(Extracted data entries)
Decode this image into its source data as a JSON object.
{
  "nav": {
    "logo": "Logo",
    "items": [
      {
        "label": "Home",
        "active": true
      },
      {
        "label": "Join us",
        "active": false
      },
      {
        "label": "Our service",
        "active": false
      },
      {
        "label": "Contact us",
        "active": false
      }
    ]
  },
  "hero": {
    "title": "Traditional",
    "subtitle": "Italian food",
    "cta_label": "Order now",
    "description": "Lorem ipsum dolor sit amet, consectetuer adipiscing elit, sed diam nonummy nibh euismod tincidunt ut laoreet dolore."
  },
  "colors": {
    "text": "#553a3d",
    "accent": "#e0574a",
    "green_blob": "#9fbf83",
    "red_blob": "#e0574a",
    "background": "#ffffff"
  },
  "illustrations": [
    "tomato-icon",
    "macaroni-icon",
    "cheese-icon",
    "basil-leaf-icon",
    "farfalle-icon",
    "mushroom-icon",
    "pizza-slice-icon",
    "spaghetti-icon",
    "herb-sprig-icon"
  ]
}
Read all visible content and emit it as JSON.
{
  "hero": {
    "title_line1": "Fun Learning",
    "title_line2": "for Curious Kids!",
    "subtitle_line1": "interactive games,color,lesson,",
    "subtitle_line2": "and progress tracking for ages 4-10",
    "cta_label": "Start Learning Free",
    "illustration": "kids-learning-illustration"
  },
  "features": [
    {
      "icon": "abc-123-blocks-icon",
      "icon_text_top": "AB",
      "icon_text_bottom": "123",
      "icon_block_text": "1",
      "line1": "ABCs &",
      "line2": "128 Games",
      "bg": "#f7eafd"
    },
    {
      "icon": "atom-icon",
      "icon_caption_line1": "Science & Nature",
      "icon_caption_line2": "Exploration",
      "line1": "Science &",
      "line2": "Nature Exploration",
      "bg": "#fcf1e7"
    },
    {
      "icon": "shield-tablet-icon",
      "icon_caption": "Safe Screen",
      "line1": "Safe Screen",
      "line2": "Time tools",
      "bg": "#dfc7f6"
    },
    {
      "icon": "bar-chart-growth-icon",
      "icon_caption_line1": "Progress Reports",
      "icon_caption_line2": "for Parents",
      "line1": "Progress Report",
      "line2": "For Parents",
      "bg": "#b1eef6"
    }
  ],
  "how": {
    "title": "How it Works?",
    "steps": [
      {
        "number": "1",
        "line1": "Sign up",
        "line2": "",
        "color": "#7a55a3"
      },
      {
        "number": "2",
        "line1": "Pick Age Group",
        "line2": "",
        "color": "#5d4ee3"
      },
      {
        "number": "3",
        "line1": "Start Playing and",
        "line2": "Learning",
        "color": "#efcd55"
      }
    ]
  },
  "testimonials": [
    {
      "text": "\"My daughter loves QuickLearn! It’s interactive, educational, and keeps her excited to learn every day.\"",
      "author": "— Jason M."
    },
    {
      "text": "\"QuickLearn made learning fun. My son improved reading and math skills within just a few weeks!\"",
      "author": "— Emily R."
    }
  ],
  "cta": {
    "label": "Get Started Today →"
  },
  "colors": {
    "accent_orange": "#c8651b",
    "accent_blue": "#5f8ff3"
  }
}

• Directions for this task
Transcribe the material above word for word.

• Answer to this exercise
Decode this image into its source data as a JSON object.
{
  "nav": {
    "logo": "Logo",
    "items": [
      {
        "label": "Home",
        "active": true
      },
      {
        "label": "Join us",
        "active": false
      },
      {
        "label": "Our service",
        "active": false
      },
      {
        "label": "Contact us",
        "active": false
      }
    ]
  },
  "hero": {
    "title": "Traditional",
    "subtitle": "Italian food",
    "cta_label": "Order now",
    "description": "Lorem ipsum dolor sit amet, consectetuer adipiscing elit, sed diam nonummy nibh euismod tincidunt ut laoreet dolore."
  },
  "colors": {
    "text": "#553a3d",
    "accent": "#e0574a",
    "green_blob": "#9fbf83",
    "red_blob": "#e0574a",
    "background": "#ffffff"
  },
  "illustrations": [
    "tomato-icon",
    "macaroni-icon",
    "cheese-icon",
    "basil-leaf-icon",
    "farfalle-icon",
    "mushroom-icon",
    "pizza-slice-icon",
    "spaghetti-icon",
    "herb-sprig-icon"
  ]
}
Read all visible content and emit it as JSON.
{
  "hero": {
    "title_line1": "Fun Learning",
    "title_line2": "for Curious Kids!",
    "subtitle_line1": "interactive games,color,lesson,",
    "subtitle_line2": "and progress tracking for ages 4-10",
    "cta_label": "Start Learning Free",
    "illustration": "kids-learning-illustration"
  },
  "features": [
    {
      "icon": "abc-123-blocks-icon",
      "icon_text_top": "AB",
      "icon_text_bottom": "123",
      "icon_block_text": "1",
      "line1": "ABCs &",
      "line2": "128 Games",
      "bg": "#f7eafd"
    },
    {
      "icon": "atom-icon",
      "icon_caption_line1": "Science & Nature",
      "icon_caption_line2": "Exploration",
      "line1": "Science &",
      "line2": "Nature Exploration",
      "bg": "#fcf1e7"
    },
    {
      "icon": "shield-tablet-icon",
      "icon_caption": "Safe Screen",
      "line1": "Safe Screen",
      "line2": "Time tools",
      "bg": "#dfc7f6"
    },
    {
      "icon": "bar-chart-growth-icon",
      "icon_caption_line1": "Progress Reports",
      "icon_caption_line2": "for Parents",
      "line1": "Progress Report",
      "line2": "For Parents",
      "bg": "#b1eef6"
    }
  ],
  "how": {
    "title": "How it Works?",
    "steps": [
      {
        "number": "1",
        "line1": "Sign up",
        "line2": "",
        "color": "#7a55a3"
      },
      {
        "number": "2",
        "line1": "Pick Age Group",
        "line2": "",
        "color": "#5d4ee3"
      },
      {
        "number": "3",
        "line1": "Start Playing and",
        "line2": "Learning",
        "color": "#efcd55"
      }
    ]
  },
  "testimonials": [
    {
      "text": "\"My daughter loves QuickLearn! It’s interactive, educational, and keeps her excited to learn every day.\"",
      "author": "— Jason M."
    },
    {
      "text": "\"QuickLearn made learning fun. My son improved reading and math skills within just a few weeks!\"",
      "author": "— Emily R."
    }
  ],
  "cta": {
    "label": "Get Started Today →"
  },
  "colors": {
    "accent_orange": "#c8651b",
    "accent_blue": "#5f8ff3"
  }
}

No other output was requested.